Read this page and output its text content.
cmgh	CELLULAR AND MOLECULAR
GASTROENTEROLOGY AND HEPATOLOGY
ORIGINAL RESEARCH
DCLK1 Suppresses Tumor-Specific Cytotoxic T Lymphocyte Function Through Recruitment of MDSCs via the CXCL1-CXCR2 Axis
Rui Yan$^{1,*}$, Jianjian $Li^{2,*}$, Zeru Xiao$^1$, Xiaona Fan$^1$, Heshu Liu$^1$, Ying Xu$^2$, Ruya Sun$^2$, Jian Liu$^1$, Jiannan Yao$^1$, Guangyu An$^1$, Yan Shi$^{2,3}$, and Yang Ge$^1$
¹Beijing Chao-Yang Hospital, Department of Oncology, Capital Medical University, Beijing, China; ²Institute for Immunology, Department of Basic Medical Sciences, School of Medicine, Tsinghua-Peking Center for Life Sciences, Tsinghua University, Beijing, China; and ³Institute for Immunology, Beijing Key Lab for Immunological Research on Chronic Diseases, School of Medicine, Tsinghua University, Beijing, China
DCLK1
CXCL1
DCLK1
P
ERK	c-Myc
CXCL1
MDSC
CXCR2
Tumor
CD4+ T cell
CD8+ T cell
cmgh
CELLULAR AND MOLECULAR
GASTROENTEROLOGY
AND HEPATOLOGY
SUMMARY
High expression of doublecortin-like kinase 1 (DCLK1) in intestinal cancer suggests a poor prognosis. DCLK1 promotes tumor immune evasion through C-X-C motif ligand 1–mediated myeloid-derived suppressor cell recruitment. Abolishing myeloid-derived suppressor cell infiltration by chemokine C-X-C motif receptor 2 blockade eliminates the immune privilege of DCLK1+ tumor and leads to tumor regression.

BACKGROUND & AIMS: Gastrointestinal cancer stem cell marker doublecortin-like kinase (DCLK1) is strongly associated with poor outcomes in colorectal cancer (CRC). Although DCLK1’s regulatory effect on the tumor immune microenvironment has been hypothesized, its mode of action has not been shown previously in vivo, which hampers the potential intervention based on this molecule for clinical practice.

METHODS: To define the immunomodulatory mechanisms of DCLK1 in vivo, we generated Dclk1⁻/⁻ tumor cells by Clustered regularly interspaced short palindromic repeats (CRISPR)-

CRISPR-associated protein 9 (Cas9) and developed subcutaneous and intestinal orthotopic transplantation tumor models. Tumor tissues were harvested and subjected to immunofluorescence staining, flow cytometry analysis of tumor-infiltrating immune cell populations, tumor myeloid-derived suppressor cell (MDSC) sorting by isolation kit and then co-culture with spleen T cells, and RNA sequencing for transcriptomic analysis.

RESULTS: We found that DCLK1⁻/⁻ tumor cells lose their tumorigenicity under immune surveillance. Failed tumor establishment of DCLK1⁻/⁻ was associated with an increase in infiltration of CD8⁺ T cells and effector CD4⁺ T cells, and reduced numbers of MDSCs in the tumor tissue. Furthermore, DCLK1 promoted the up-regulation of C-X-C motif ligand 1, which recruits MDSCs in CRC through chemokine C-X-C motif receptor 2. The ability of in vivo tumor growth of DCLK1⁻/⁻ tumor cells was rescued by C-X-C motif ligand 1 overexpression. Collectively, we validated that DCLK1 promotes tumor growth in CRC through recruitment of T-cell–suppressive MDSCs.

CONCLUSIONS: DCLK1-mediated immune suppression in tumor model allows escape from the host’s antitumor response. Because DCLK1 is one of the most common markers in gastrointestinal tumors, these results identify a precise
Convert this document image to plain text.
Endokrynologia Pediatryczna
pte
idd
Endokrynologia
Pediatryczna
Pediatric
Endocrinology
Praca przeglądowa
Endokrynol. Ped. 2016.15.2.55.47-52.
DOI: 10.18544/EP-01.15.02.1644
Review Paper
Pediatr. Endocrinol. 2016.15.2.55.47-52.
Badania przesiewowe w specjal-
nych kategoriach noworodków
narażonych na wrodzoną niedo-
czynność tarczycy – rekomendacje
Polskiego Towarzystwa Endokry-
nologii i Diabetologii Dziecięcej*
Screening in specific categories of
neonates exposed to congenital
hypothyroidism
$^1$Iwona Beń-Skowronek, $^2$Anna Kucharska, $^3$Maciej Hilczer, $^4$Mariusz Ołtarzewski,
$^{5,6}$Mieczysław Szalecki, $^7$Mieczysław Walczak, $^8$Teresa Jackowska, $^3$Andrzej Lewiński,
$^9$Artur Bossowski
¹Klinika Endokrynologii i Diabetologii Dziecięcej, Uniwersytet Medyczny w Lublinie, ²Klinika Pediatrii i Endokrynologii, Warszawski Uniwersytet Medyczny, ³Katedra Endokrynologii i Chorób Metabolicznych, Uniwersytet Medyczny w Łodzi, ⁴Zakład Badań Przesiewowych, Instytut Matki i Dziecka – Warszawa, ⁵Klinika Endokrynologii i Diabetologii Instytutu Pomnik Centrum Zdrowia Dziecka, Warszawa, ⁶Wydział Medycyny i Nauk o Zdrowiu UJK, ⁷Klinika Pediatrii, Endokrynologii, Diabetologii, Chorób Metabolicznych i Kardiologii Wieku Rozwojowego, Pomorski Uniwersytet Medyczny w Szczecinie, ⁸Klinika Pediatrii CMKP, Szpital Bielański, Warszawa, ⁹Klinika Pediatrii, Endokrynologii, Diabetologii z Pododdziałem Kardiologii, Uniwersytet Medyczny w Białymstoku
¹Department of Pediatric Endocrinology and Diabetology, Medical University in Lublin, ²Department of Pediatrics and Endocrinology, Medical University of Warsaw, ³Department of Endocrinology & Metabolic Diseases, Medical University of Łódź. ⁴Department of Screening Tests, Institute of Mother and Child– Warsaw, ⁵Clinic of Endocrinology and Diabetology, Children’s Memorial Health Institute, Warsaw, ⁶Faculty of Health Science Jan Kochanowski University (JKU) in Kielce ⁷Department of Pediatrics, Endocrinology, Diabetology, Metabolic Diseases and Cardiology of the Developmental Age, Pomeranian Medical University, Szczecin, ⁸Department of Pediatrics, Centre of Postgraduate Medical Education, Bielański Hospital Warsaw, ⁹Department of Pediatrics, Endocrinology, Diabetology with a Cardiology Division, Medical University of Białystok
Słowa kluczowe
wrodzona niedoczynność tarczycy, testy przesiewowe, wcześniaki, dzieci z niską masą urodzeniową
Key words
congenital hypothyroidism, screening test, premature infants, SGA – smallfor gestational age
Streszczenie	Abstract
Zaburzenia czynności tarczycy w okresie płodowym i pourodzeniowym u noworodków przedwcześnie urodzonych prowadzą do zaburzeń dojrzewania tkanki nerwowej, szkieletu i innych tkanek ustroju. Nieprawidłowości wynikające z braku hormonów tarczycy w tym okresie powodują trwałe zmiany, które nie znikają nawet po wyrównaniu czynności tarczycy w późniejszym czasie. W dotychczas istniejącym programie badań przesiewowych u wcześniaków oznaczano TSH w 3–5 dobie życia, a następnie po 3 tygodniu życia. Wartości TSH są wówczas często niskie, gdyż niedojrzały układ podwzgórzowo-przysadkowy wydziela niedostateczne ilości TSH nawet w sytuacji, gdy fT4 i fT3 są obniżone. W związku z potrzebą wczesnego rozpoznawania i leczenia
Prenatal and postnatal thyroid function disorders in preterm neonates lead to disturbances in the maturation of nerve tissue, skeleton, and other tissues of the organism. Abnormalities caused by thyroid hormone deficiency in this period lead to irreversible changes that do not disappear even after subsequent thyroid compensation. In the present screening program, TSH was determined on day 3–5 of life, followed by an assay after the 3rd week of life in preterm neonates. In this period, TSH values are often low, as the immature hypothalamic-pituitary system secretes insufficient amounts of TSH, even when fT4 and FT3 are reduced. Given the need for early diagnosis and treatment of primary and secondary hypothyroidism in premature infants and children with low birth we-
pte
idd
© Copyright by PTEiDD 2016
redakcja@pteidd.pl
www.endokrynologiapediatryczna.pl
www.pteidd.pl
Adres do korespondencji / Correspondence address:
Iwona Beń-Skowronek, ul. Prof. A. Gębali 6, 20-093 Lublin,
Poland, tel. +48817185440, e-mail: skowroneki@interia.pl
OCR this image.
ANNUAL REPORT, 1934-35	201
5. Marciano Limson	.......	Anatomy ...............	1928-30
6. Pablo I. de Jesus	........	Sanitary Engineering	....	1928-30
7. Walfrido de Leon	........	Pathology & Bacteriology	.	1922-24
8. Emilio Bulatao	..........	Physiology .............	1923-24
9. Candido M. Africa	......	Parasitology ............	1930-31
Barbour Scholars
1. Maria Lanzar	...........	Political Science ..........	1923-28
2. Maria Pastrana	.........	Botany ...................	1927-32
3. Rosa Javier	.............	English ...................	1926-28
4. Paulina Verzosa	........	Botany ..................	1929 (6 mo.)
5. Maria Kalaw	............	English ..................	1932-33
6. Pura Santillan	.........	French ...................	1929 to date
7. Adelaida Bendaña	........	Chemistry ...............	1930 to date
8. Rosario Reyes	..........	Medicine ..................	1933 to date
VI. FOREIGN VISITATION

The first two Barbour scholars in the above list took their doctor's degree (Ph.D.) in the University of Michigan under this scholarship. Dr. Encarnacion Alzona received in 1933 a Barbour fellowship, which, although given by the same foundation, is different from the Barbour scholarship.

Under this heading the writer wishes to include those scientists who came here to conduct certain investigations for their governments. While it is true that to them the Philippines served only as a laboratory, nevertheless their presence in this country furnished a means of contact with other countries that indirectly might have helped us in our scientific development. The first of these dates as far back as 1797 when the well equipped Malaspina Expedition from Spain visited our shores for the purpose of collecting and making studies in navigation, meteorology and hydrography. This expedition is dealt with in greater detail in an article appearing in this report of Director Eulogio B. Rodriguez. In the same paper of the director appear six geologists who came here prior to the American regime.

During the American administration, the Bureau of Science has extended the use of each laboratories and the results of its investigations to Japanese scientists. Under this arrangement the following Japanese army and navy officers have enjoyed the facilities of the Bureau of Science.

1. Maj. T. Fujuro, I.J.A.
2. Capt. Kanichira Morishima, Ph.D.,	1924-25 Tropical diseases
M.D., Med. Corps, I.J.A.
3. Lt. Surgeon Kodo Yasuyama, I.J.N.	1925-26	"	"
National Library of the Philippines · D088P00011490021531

━━━━

**The task**
In the material above, find each line that has the string "which" and return it.

**Answer space**
BACKGROUND & AIMS: Gastrointestinal cancer stem cell marker doublecortin-like kinase (DCLK1) is strongly associated with poor outcomes in colorectal cancer (CRC). Although DCLK1’s regulatory effect on the tumor immune microenvironment has been hypothesized, its mode of action has not been shown previously in vivo, which hampers the potential intervention based on this molecule for clinical practice.
RESULTS: We found that DCLK1⁻/⁻ tumor cells lose their tumorigenicity under immune surveillance. Failed tumor establishment of DCLK1⁻/⁻ was associated with an increase in infiltration of CD8⁺ T cells and effector CD4⁺ T cells, and reduced numbers of MDSCs in the tumor tissue. Furthermore, DCLK1 promoted the up-regulation of C-X-C motif ligand 1, which recruits MDSCs in CRC through chemokine C-X-C motif receptor 2. The ability of in vivo tumor growth of DCLK1⁻/⁻ tumor cells was rescued by C-X-C motif ligand 1 overexpression. Collectively, we validated that DCLK1 promotes tumor growth in CRC through recruitment of T-cell–suppressive MDSCs.
The first two Barbour scholars in the above list took their doctor's degree (Ph.D.) in the University of Michigan under this scholarship. Dr. Encarnacion Alzona received in 1933 a Barbour fellowship, which, although given by the same foundation, is different from the Barbour scholarship.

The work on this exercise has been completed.